→ Do this:
What lines of the data include the string "Mean"? Copy them all.

[begin Rows]

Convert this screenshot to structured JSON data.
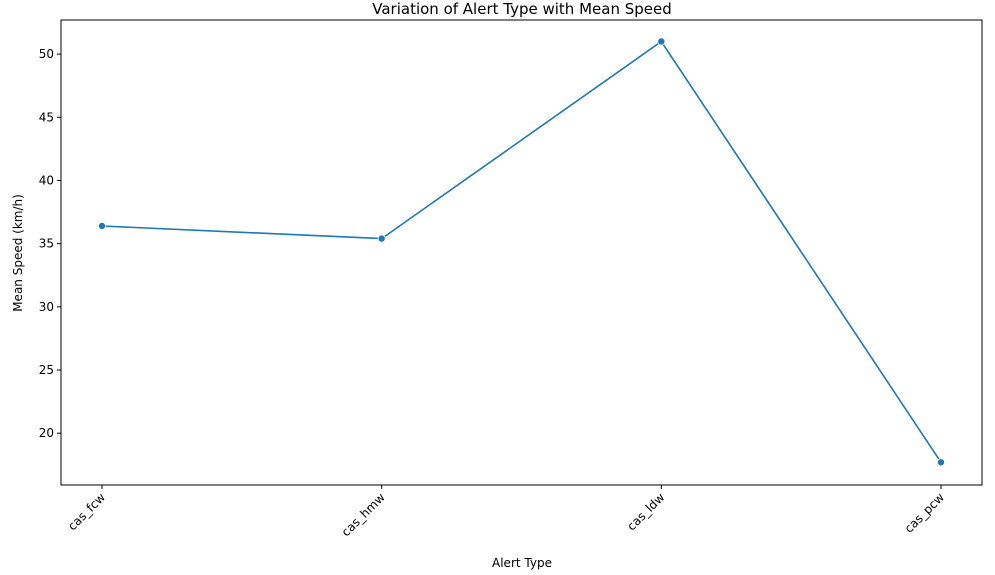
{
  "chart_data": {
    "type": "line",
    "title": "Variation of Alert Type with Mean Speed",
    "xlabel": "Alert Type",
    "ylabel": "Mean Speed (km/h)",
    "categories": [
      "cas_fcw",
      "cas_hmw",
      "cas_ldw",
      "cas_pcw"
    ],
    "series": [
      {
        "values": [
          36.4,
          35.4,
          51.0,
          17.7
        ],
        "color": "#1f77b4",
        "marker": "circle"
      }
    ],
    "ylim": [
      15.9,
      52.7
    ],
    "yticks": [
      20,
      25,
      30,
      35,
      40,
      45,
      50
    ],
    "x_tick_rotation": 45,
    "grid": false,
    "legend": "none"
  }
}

[end Rows]
[begin Rows]

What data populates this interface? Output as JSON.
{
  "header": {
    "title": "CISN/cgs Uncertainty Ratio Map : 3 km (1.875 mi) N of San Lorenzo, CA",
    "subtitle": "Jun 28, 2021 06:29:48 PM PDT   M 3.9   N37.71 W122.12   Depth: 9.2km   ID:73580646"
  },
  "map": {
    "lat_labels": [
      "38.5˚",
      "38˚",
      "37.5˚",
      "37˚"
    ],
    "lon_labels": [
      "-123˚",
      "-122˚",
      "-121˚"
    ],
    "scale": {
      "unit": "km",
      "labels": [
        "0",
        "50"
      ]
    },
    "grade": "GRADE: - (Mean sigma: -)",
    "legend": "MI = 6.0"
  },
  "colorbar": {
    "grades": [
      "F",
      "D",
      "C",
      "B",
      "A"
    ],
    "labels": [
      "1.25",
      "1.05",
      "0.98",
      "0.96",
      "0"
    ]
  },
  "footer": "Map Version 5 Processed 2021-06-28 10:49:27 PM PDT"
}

[end Rows]

→ Full response:
    "title": "Variation of Alert Type with Mean Speed",
    "ylabel": "Mean Speed (km/h)",
    "grade": "GRADE: - (Mean sigma: -)",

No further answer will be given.